▶ Listing

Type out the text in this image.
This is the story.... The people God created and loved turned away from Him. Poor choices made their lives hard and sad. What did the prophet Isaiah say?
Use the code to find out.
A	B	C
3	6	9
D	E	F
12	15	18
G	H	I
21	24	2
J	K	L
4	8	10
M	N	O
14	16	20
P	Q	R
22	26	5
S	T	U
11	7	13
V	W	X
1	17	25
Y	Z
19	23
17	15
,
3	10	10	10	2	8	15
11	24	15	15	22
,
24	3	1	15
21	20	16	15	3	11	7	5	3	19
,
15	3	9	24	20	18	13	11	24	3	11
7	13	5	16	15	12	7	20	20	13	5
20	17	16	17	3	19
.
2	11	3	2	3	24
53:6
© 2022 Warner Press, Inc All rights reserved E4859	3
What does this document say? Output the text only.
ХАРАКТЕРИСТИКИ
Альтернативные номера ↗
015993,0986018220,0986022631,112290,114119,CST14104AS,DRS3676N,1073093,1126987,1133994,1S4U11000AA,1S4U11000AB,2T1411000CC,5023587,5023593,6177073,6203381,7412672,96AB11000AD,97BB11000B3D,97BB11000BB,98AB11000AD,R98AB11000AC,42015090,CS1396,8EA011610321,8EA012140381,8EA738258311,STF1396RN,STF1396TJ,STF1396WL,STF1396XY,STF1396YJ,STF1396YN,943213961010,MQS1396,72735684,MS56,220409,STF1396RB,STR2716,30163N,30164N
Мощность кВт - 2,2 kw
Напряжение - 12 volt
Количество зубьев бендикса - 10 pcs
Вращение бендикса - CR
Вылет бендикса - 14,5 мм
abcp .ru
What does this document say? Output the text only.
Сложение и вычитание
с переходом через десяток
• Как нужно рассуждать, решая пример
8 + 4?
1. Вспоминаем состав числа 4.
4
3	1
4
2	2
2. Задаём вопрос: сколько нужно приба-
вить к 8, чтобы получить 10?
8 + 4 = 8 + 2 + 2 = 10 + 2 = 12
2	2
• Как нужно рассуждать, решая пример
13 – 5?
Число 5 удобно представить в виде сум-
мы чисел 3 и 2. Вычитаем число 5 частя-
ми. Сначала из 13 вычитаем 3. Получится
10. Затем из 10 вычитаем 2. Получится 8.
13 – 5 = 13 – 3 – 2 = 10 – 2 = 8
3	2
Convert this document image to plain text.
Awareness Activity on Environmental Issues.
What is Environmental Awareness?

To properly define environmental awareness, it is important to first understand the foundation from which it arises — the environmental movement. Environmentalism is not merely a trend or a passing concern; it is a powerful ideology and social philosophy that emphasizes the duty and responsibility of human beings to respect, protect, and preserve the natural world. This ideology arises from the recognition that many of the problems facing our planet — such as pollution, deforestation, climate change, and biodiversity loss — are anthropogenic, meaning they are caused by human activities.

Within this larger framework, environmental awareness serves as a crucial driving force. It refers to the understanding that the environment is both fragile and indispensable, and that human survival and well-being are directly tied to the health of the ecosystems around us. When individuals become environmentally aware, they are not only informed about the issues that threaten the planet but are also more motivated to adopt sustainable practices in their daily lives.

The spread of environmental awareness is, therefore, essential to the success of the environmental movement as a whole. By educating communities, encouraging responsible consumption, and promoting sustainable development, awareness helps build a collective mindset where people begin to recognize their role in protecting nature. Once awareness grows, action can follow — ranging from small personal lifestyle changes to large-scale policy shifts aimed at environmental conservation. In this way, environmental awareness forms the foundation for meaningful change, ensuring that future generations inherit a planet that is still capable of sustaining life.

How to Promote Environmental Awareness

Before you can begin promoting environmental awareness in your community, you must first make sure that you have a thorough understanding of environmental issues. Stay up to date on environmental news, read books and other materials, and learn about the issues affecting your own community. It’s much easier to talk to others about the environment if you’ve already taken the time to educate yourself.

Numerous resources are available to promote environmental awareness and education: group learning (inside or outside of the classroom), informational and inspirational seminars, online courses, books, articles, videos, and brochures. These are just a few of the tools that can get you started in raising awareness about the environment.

==

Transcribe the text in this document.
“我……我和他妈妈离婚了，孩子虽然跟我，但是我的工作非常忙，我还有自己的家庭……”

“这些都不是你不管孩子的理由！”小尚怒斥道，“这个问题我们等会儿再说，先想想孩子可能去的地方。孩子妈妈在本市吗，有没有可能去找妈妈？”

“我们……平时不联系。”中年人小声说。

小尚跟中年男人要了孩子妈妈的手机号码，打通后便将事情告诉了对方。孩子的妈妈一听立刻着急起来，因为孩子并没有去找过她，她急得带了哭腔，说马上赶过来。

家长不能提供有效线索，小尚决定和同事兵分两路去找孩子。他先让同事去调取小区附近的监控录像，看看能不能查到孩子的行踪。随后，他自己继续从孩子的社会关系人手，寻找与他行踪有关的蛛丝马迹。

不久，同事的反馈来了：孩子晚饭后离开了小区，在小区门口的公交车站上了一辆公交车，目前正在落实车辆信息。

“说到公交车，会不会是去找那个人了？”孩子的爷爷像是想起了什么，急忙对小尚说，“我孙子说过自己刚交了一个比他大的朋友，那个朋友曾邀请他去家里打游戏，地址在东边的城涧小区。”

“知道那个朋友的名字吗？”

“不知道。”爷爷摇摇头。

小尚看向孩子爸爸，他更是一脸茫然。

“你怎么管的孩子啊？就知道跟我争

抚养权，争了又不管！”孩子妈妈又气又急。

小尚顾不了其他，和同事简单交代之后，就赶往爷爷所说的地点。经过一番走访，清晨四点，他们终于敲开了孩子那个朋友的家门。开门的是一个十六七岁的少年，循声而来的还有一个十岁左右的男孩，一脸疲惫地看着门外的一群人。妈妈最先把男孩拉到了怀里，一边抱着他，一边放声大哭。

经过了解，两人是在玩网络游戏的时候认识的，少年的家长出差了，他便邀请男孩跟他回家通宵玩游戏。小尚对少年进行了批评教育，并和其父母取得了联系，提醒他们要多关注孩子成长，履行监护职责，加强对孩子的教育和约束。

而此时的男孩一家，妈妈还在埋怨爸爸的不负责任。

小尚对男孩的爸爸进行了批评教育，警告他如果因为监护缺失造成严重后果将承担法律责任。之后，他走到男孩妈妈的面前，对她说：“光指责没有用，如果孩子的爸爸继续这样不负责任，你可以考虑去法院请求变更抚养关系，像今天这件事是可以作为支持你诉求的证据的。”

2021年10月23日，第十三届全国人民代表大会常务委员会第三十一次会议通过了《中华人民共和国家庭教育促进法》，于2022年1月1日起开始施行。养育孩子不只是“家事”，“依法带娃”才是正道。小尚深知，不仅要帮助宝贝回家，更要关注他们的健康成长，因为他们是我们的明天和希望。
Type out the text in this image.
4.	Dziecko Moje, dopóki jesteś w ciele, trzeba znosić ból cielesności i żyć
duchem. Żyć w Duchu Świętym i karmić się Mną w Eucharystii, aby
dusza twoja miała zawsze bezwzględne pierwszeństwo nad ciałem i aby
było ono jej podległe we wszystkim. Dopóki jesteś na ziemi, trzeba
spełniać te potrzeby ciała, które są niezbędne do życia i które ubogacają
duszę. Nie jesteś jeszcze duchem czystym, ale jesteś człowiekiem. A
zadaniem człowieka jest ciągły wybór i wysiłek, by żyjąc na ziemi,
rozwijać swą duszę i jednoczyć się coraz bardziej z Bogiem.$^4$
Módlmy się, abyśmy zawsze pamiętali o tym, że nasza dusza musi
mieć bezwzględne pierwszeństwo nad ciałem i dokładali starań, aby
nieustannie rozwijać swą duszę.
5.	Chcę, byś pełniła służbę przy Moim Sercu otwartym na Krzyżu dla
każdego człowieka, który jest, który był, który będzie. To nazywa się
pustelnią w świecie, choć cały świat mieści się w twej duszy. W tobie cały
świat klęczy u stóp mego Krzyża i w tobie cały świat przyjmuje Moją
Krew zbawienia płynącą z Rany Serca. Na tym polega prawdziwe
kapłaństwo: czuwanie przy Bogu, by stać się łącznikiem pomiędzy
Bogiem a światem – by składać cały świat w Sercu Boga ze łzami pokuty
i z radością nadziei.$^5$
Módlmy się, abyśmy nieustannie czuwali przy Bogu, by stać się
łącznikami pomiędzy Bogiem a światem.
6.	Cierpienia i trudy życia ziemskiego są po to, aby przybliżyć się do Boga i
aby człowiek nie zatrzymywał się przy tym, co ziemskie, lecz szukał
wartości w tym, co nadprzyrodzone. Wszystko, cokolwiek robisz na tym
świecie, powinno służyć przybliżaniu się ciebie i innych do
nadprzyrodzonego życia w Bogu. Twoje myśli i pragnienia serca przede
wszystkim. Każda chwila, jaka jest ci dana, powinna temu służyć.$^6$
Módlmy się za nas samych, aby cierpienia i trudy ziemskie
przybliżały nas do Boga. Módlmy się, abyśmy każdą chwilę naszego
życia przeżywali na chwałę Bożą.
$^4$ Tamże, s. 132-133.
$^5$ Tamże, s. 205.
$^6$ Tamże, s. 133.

▶ Your objective
Check each line above for "Bogiem" and return the ones that have it.

▶ Answer below
rozwijać swą duszę i jednoczyć się coraz bardziej z Bogiem.$^4$
Bogiem a światem – by składać cały świat w Sercu Boga ze łzami pokuty
łącznikami pomiędzy Bogiem a światem.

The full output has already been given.